Examine the records and identify each line that includes the string "type". Copy those lines.
-- start of DATA IN THIS EXERCISE --
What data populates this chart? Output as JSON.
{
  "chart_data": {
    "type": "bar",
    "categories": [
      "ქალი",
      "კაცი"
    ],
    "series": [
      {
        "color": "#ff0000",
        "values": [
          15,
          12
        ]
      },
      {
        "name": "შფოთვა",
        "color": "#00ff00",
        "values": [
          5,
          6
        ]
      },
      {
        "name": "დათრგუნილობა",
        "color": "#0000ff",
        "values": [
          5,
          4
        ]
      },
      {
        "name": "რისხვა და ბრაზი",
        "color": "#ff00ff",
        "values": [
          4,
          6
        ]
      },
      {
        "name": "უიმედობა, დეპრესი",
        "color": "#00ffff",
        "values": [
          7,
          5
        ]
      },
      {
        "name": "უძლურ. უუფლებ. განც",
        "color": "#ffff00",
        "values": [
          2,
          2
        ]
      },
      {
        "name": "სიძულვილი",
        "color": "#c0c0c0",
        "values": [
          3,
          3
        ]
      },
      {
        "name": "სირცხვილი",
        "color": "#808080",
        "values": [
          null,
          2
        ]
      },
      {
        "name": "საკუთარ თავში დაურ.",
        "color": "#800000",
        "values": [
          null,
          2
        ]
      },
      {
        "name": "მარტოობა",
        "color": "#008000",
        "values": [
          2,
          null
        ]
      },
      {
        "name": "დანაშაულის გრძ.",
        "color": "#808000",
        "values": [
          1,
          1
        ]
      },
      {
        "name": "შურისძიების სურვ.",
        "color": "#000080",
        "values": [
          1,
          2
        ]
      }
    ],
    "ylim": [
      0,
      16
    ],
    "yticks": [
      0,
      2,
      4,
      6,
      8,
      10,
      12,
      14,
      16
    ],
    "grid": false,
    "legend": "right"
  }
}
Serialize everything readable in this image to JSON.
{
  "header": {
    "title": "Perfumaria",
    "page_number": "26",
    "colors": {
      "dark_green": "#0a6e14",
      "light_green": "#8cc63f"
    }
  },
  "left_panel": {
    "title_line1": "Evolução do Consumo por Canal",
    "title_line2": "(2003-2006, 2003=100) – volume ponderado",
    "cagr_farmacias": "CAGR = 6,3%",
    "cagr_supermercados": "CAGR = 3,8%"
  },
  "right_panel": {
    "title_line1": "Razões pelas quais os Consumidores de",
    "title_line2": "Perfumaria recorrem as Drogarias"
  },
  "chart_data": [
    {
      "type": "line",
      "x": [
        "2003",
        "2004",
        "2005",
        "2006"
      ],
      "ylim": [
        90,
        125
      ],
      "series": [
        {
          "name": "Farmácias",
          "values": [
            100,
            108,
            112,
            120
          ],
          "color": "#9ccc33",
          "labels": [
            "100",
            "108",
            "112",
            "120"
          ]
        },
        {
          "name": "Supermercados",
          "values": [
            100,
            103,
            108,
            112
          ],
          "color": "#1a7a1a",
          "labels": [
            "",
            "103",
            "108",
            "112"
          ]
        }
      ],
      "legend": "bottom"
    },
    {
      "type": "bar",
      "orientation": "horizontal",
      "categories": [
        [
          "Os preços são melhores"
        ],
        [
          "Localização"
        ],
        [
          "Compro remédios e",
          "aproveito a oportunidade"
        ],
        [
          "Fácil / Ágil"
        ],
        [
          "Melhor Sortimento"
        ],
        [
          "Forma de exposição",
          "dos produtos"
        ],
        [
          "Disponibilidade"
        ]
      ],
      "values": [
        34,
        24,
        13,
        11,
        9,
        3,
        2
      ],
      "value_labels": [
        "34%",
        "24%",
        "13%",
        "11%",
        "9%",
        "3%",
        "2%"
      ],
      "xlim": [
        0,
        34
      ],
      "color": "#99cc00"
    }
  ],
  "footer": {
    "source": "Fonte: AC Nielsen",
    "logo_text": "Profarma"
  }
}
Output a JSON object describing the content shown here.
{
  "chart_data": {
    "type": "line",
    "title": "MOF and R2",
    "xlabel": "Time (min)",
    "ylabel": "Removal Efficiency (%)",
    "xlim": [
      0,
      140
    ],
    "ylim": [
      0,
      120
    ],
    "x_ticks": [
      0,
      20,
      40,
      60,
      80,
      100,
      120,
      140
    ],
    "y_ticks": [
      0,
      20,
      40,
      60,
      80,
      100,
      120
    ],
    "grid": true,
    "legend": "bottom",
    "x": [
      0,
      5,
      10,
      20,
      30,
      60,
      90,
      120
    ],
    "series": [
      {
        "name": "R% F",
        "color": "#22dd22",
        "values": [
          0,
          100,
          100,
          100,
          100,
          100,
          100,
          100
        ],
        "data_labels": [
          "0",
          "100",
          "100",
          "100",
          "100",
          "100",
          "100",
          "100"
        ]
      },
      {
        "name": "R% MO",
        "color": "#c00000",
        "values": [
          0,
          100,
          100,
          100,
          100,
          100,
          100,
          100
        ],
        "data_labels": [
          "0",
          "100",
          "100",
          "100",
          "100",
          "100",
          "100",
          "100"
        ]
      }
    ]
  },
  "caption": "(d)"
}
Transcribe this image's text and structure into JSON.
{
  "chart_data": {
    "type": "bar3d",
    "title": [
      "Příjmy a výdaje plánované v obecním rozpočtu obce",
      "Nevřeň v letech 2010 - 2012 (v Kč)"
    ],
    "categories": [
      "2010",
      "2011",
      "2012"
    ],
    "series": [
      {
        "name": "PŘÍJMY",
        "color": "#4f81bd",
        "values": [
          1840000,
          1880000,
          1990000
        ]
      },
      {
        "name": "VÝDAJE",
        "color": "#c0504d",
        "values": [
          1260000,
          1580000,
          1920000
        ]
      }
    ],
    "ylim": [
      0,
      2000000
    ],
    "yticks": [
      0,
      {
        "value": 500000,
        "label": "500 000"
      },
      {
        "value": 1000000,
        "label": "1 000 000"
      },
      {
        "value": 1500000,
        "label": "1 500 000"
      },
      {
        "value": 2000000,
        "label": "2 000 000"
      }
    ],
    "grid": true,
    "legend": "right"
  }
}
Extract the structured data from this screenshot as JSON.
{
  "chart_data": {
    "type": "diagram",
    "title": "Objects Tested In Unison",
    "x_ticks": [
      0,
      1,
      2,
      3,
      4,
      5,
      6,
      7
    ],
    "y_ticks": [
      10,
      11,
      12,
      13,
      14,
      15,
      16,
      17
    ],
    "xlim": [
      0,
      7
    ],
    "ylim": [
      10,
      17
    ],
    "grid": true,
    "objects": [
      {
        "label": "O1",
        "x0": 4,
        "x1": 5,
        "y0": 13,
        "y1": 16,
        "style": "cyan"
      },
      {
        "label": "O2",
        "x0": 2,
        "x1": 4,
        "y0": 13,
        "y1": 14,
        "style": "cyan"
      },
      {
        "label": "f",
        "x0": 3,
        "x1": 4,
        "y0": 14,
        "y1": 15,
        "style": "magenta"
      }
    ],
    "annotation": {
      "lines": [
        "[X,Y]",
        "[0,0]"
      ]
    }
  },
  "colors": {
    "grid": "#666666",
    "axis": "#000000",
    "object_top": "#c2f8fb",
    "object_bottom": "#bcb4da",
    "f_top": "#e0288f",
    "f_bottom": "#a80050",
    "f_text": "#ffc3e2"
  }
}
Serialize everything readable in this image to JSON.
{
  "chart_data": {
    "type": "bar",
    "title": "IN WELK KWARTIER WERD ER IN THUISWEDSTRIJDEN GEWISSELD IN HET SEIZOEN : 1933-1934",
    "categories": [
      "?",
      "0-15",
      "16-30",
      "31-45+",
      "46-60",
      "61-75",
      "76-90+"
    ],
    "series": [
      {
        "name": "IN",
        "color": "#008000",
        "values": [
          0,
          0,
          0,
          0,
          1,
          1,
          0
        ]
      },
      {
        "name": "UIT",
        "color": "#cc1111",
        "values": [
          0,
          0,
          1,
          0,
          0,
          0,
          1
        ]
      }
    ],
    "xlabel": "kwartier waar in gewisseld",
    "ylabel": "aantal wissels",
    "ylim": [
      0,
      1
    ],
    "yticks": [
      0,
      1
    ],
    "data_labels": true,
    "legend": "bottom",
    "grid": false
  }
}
-- end of DATA IN THIS EXERCISE --
FINISHED ANSWER:
    "type": "bar",
      "type": "line",
      "type": "bar",
    "type": "line",
    "type": "bar3d",
    "type": "diagram",
    "type": "bar",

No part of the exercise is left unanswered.